_What is expected_. In the listing below, locate the lines bearing the word "Close". Copy every one of them.

[Figure data in JSON]
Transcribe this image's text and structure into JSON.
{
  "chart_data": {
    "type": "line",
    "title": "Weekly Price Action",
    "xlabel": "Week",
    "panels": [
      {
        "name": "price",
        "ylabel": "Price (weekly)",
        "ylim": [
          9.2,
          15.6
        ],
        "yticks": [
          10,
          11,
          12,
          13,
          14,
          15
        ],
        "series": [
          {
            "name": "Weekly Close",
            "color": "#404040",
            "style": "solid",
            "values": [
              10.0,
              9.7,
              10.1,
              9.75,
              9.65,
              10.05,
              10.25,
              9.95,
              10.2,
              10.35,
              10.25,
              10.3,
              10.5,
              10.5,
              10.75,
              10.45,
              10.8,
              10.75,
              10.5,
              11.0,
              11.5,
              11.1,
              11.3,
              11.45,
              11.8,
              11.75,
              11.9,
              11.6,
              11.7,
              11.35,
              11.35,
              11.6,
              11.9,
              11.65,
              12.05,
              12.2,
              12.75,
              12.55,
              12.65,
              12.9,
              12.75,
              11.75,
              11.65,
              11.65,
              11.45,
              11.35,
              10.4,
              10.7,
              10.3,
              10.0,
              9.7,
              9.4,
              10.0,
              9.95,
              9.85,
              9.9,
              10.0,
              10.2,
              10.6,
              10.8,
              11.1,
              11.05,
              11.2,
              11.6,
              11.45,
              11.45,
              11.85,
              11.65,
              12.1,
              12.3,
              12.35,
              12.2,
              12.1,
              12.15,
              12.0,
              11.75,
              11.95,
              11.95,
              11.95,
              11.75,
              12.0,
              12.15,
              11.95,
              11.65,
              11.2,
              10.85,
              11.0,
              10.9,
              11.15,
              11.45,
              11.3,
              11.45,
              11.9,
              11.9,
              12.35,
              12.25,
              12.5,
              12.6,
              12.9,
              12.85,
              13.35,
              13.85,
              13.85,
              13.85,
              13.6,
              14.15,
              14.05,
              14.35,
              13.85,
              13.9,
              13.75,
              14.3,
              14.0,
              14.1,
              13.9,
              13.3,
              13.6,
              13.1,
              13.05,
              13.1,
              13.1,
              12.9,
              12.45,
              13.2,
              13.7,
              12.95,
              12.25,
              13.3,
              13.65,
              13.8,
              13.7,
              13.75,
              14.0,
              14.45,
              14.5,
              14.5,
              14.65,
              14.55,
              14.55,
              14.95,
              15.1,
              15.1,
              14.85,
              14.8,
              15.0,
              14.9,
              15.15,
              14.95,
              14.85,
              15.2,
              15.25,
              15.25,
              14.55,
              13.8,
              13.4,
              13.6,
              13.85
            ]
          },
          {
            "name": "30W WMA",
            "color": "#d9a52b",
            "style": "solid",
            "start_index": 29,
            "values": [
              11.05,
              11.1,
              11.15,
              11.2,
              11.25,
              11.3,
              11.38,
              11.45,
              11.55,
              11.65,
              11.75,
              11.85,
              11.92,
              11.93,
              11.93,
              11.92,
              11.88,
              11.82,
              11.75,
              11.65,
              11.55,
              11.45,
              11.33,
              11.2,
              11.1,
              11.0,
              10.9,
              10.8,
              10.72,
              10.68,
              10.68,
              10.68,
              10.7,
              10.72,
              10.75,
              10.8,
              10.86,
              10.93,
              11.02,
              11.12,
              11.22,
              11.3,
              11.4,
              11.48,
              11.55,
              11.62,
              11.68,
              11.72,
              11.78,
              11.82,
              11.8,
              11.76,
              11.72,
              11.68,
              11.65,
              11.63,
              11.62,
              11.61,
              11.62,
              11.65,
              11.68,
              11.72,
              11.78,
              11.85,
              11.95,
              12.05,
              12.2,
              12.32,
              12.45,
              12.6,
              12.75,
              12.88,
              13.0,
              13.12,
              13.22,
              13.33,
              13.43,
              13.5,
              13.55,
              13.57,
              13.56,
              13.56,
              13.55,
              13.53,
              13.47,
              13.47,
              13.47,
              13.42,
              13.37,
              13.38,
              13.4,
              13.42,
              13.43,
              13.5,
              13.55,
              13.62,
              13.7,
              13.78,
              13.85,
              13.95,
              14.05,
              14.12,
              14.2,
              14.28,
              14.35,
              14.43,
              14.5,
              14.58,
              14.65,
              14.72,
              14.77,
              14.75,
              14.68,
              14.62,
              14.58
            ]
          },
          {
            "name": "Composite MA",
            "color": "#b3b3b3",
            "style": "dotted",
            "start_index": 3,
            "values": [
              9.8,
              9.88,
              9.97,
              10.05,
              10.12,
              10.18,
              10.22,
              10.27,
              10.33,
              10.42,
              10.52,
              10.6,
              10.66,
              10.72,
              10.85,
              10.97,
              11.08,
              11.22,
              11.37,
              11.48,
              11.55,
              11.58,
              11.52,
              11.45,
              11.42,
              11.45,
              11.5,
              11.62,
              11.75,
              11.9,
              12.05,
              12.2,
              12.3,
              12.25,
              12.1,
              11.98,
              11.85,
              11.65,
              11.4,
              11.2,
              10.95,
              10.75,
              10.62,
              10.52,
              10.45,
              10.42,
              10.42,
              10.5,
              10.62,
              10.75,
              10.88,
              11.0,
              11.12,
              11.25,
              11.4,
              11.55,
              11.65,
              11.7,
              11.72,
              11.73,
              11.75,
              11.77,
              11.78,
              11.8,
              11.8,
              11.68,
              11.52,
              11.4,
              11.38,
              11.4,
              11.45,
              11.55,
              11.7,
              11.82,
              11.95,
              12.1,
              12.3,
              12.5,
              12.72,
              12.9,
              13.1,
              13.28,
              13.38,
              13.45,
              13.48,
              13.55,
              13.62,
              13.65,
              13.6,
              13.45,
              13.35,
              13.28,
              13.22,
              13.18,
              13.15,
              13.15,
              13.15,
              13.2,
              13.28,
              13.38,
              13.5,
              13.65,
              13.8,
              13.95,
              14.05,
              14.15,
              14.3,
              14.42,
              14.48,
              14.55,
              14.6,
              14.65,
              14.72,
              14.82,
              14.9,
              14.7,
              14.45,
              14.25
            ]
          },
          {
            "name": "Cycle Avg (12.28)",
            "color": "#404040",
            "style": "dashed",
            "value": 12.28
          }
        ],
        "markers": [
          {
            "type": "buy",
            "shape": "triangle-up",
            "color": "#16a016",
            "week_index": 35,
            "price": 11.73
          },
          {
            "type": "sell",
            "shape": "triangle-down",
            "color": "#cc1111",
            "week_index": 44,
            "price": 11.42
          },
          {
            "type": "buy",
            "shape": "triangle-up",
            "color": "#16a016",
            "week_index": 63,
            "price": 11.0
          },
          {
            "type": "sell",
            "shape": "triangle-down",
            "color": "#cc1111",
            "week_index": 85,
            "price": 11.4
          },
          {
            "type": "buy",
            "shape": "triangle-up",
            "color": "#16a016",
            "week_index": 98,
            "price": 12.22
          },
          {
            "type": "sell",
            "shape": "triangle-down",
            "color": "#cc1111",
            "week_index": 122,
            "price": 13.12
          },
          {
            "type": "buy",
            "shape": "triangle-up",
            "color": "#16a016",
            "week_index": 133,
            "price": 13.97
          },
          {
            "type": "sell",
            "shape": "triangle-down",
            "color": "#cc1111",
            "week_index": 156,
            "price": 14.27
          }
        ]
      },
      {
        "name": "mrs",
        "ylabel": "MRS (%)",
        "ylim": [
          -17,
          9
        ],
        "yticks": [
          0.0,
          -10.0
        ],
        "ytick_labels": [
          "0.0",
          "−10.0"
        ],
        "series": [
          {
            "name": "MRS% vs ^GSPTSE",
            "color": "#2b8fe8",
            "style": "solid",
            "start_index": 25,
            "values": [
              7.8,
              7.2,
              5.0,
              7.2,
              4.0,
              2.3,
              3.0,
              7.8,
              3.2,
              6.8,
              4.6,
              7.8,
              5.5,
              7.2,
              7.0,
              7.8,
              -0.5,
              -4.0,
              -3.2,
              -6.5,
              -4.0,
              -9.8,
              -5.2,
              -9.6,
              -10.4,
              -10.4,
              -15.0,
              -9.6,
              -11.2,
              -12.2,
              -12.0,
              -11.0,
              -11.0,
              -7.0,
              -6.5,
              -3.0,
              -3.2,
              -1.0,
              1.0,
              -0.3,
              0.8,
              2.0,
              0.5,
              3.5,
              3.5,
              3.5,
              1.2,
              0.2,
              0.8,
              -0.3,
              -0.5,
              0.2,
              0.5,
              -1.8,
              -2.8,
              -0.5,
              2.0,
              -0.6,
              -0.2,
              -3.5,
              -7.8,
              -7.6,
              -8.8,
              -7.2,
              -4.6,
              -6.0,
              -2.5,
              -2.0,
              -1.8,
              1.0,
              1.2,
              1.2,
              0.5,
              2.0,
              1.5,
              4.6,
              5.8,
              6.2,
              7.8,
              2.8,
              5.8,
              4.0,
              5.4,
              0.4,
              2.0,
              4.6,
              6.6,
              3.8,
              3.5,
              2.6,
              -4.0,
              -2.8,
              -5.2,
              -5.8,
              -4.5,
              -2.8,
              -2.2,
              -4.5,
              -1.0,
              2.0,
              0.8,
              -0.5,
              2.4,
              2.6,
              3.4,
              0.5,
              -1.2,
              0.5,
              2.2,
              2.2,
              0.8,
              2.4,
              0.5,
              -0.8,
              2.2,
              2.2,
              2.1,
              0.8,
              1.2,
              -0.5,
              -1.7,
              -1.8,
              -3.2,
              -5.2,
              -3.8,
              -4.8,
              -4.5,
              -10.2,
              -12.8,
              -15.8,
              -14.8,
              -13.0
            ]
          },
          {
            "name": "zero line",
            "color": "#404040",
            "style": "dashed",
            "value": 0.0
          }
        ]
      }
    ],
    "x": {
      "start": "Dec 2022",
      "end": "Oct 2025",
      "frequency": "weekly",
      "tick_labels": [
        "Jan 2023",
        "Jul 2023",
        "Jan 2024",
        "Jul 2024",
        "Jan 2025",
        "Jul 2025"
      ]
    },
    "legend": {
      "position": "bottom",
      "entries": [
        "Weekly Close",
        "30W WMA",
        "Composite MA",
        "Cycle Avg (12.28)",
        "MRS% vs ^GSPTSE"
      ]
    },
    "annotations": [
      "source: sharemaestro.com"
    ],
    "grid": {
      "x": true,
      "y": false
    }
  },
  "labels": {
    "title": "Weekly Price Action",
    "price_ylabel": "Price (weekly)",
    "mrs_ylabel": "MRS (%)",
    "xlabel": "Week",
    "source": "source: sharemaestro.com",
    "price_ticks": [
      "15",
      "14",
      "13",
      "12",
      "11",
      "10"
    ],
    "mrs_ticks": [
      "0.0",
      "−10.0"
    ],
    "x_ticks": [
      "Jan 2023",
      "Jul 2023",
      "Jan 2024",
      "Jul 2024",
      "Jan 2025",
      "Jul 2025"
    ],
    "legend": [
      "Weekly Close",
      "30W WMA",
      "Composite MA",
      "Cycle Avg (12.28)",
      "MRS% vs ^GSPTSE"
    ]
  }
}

_Solution to this problem_.
            "name": "Weekly Close",
        "Weekly Close",
      "Weekly Close",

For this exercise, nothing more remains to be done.